● **GIVEN RECORDS**:
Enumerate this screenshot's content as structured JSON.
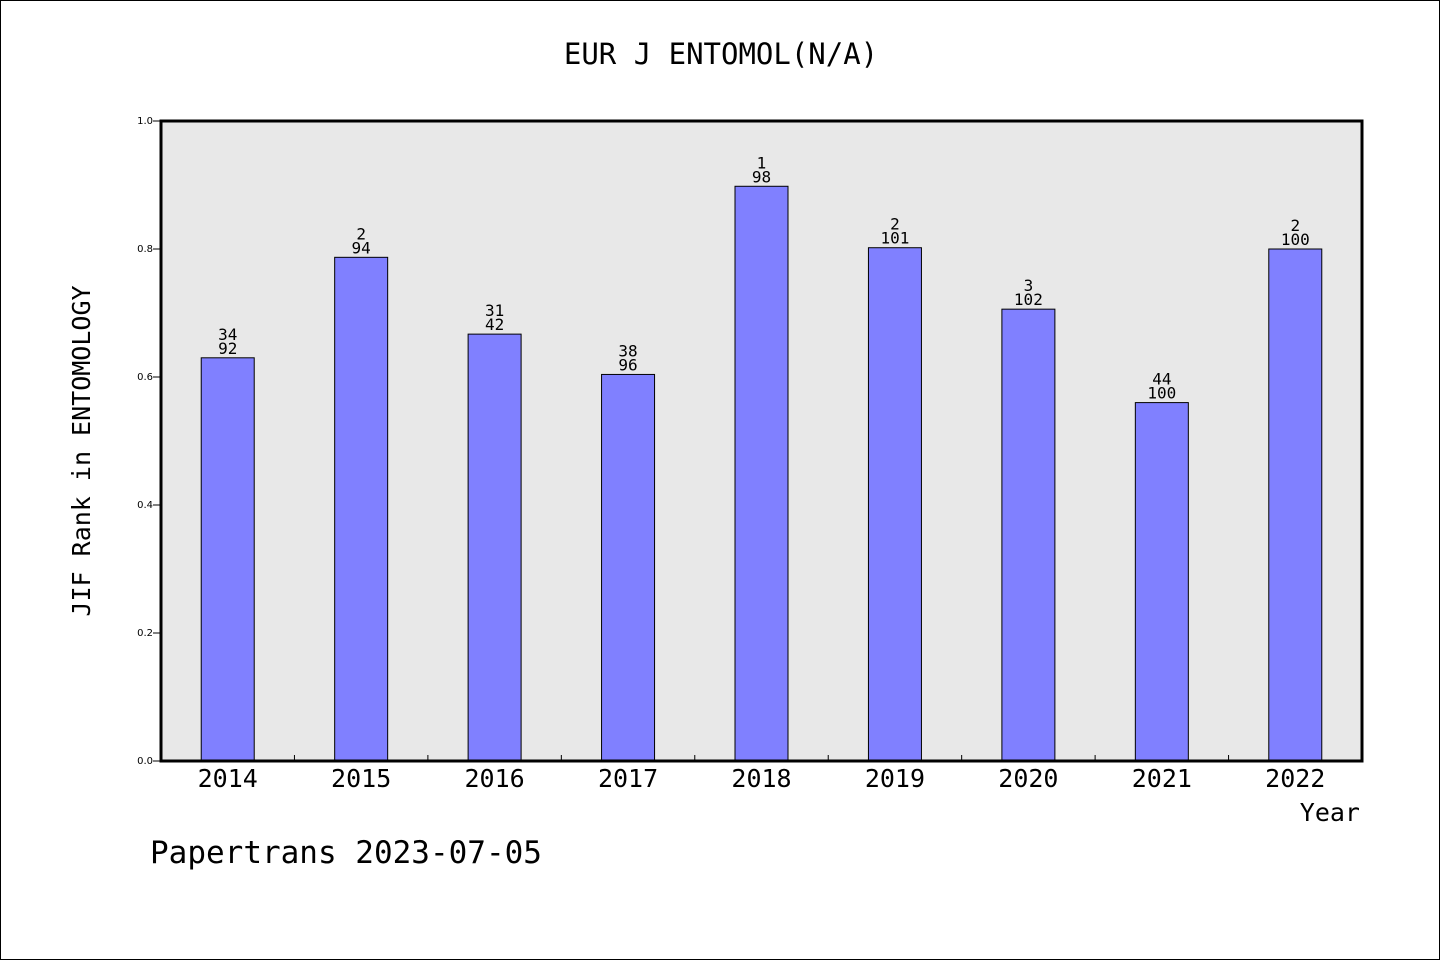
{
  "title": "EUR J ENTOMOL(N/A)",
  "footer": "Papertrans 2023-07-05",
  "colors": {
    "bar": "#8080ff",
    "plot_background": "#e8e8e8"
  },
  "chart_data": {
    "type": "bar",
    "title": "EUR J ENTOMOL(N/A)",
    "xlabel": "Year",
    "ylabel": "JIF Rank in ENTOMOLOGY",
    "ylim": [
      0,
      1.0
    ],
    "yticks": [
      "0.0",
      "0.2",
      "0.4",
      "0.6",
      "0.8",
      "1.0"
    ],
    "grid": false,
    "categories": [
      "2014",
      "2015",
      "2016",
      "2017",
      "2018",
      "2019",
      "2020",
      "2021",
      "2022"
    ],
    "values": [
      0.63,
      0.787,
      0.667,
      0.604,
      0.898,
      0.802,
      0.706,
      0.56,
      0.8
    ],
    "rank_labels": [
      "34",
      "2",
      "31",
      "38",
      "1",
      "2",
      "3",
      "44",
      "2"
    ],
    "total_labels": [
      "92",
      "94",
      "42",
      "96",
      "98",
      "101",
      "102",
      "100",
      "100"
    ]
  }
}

● **WHAT IS REQUIRED**: Identify every line holding the word "title" and copy it out.

● **PROBLEM SOLUTION**:
  "title": "EUR J ENTOMOL(N/A)",
    "title": "EUR J ENTOMOL(N/A)",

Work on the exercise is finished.